**TASK TO COMPLETE:**
Give back exactly the lines that run from the line containing "Transcribe this image's" through the end of the listing below. Leave out every other line.

-- Start INPUT DATA --

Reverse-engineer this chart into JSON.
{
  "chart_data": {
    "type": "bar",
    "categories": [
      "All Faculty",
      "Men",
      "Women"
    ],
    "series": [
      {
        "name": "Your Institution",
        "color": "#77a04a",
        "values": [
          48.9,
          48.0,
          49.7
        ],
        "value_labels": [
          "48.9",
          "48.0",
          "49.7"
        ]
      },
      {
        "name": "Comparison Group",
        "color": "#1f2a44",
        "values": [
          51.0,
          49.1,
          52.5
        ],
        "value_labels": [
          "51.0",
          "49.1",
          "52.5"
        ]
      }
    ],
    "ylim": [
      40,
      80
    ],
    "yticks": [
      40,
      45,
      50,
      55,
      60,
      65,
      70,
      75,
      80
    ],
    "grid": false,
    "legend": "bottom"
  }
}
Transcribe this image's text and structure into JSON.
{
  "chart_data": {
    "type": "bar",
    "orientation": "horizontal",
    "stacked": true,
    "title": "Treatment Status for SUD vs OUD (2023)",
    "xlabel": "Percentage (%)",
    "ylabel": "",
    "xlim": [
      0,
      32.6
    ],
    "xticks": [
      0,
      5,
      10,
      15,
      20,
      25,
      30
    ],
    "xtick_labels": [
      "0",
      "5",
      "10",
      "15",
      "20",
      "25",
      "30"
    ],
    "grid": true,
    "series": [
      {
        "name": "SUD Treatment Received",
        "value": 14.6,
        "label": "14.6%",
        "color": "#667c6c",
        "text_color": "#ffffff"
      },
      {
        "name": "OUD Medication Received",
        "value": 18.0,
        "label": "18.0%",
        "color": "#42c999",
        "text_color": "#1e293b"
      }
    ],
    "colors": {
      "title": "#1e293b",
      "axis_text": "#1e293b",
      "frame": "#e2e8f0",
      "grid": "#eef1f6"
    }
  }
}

-- End INPUT DATA --

**COMPLETE ANSWER:**
Transcribe this image's text and structure into JSON.
{
  "chart_data": {
    "type": "bar",
    "orientation": "horizontal",
    "stacked": true,
    "title": "Treatment Status for SUD vs OUD (2023)",
    "xlabel": "Percentage (%)",
    "ylabel": "",
    "xlim": [
      0,
      32.6
    ],
    "xticks": [
      0,
      5,
      10,
      15,
      20,
      25,
      30
    ],
    "xtick_labels": [
      "0",
      "5",
      "10",
      "15",
      "20",
      "25",
      "30"
    ],
    "grid": true,
    "series": [
      {
        "name": "SUD Treatment Received",
        "value": 14.6,
        "label": "14.6%",
        "color": "#667c6c",
        "text_color": "#ffffff"
      },
      {
        "name": "OUD Medication Received",
        "value": 18.0,
        "label": "18.0%",
        "color": "#42c999",
        "text_color": "#1e293b"
      }
    ],
    "colors": {
      "title": "#1e293b",
      "axis_text": "#1e293b",
      "frame": "#e2e8f0",
      "grid": "#eef1f6"
    }
  }
}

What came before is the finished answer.